» Fragment
Nasza Loteria SR - pasek na kartach artykułów

Dziki w Krakowie. Mieszkańcy alarmują, urzędnicy debatują. "Liczba interwencji się zmniejszyła"

Aleksandra Łabędź
Aleksandra Łabędź
Obecność dzików w Krakowie od wielu miesięcy niepokoi mieszkańców
Obecność dzików w Krakowie od wielu miesięcy niepokoi mieszkańców archiwum
Chociaż złotego środka nikt nie podaje, to jest kilka możliwości by przeciwdziałać pojawianiu się dzików na krakowskich ulicach. Krakowski magistrat przede wszystkim zwraca uwagę na nieodpowiednie przechowywanie śmieci i dokarmianie dzikich zwierząt. Miasto już podjęło pierwsze kroki w tej sprawie, zwiększając częstotliwość opróżniania koszy na śmieci przez pracowników MPO, a także zakup stalowych nakładek zabezpieczających kosze uliczne. Urzędnicy zapewniają również o dalszej edukacji mieszkańców na temat dokarmiania dzikiej zwierzyny i zasad zachowania się w przypadku napotkania dzikich zwierząt.

» Wyciąg danych
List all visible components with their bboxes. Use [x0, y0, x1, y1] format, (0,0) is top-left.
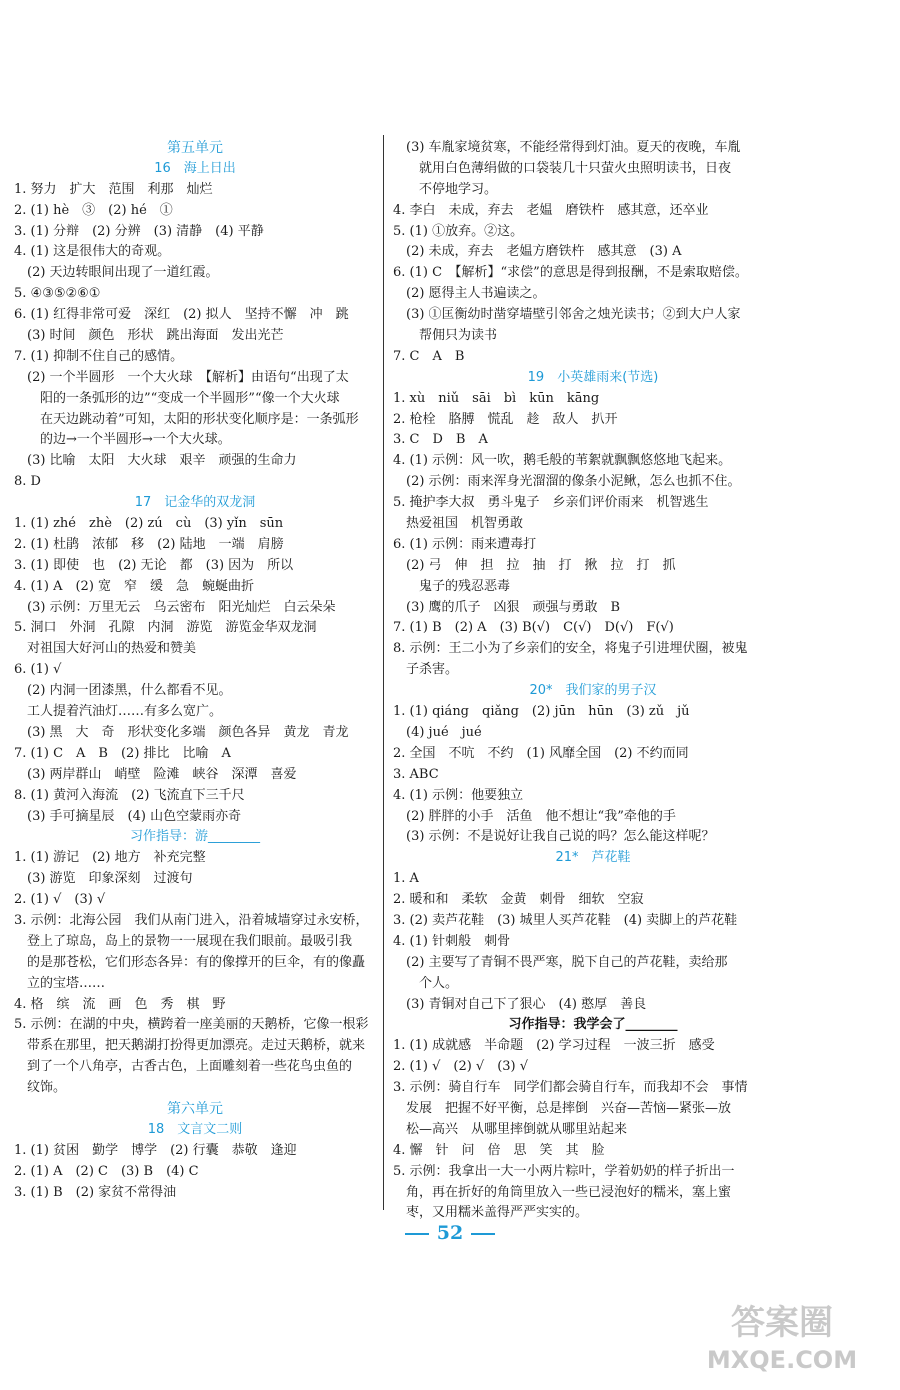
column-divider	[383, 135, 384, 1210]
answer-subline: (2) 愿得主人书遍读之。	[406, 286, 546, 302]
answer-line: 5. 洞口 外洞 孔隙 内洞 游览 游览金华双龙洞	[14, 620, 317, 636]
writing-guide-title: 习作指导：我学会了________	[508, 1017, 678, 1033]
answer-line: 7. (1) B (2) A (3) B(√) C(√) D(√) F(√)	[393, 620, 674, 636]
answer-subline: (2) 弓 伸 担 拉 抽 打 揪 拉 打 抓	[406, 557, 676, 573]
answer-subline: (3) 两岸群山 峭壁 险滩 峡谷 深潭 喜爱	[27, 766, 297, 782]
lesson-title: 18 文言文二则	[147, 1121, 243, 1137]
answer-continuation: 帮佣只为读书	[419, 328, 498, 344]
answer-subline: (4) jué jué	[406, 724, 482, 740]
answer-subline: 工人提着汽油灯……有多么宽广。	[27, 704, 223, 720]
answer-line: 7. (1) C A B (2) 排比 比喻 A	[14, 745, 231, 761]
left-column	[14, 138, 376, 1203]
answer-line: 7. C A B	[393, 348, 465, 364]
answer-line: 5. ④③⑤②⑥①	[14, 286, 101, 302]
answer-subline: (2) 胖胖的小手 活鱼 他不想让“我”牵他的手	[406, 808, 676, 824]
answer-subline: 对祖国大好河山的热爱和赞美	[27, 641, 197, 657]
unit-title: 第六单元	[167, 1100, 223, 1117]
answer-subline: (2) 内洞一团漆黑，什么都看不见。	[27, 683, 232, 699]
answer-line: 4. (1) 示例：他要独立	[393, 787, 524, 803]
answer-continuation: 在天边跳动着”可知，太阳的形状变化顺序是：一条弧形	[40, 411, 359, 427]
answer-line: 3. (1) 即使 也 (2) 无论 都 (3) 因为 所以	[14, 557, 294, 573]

» Zadania do ćwiczenia
a. Przepisz dokładnie fragment tekstu o dzikach w Krakowie od słów "Dziki w Krakowie." do słów "napotkania dzikich zwierząt.".
b. Streść tekst o dzikach w Krakowie w dwóch zdaniach.
c. Dopisz dalszy ciąg tekstu o dzikach w Krakowie, zaczynając od miejsca po jego ostatnim zdaniu.

» Odpowiedzi do ćwiczenia
a.
Dziki w Krakowie. Mieszkańcy alarmują, urzędnicy debatują. "Liczba interwencji się zmniejszyła"

Aleksandra Łabędź
Aleksandra Łabędź
Obecność dzików w Krakowie od wielu miesięcy niepokoi mieszkańców
Obecność dzików w Krakowie od wielu miesięcy niepokoi mieszkańców archiwum
Chociaż złotego środka nikt nie podaje, to jest kilka możliwości by przeciwdziałać pojawianiu się dzików na krakowskich ulicach. Krakowski magistrat przede wszystkim zwraca uwagę na nieodpowiednie przechowywanie śmieci i dokarmianie dzikich zwierząt. Miasto już podjęło pierwsze kroki w tej sprawie, zwiększając częstotliwość opróżniania koszy na śmieci przez pracowników MPO, a także zakup stalowych nakładek zabezpieczających kosze uliczne. Urzędnicy zapewniają również o dalszej edukacji mieszkańców na temat dokarmiania dzikiej zwierzyny i zasad zachowania się w przypadku napotkania dzikich zwierząt.

b. Krakowski magistrat jako główne przyczyny pojawiania się dzików na ulicach wskazuje nieodpowiednie przechowywanie śmieci i dokarmianie dzikich zwierząt. Miasto zwiększyło częstotliwość opróżniania koszy przez pracowników MPO i zakupiło stalowe nakładki zabezpieczające kosze uliczne, a urzędnicy zapowiadają dalszą edukację mieszkańców.

c.
Po ostatniej wiadomości Czytelnika przesłanej do naszej redakcji w sprawie dzików na Ruczaju, na odzew krakowskiego magistratu nie trzeba było długo czekać.

Jak wyjaśnia nam Emilia Król z biura prasowego Urzędu Miasta w Krakowie, 21 marca br. odbyło się spotkanie organizacyjne zespołu zadaniowego ds. rozwiązania problemu nadmiernej ilości dzików na terenie miasta. Podczas zebrania szerokiego forum specjalistów, czyli przedstawicieli: Urzędu Miasta Krakowa, Polskiego Klubu Ekologicznego, Polskiego Związku Łowieckiego, całodobowego pogotowia ds. zwierząt łownych i chronionych, straży miejskiej, Komendy Miejskiej Policji, a także Powiatowego Lekarza Weterynarii, przedstawiono problem bytowania dzików w Krakowie.

- Z uwagi na prowadzone zgodnie z deklaracjami działania kół łowieckich oraz pogotowia ds. dzikich zwierząt, z końcem wiosny zmniejszyła się ilość interwencji związanych z dzikami - mówi Emilia Król.

Podczas spotkania, uczestnicy zespołu, w tym służby porządkowe zadeklarowały stałą współpracę w działaniach związanych z monitorowaniem liczebności, jak również redukcją populacji dzików.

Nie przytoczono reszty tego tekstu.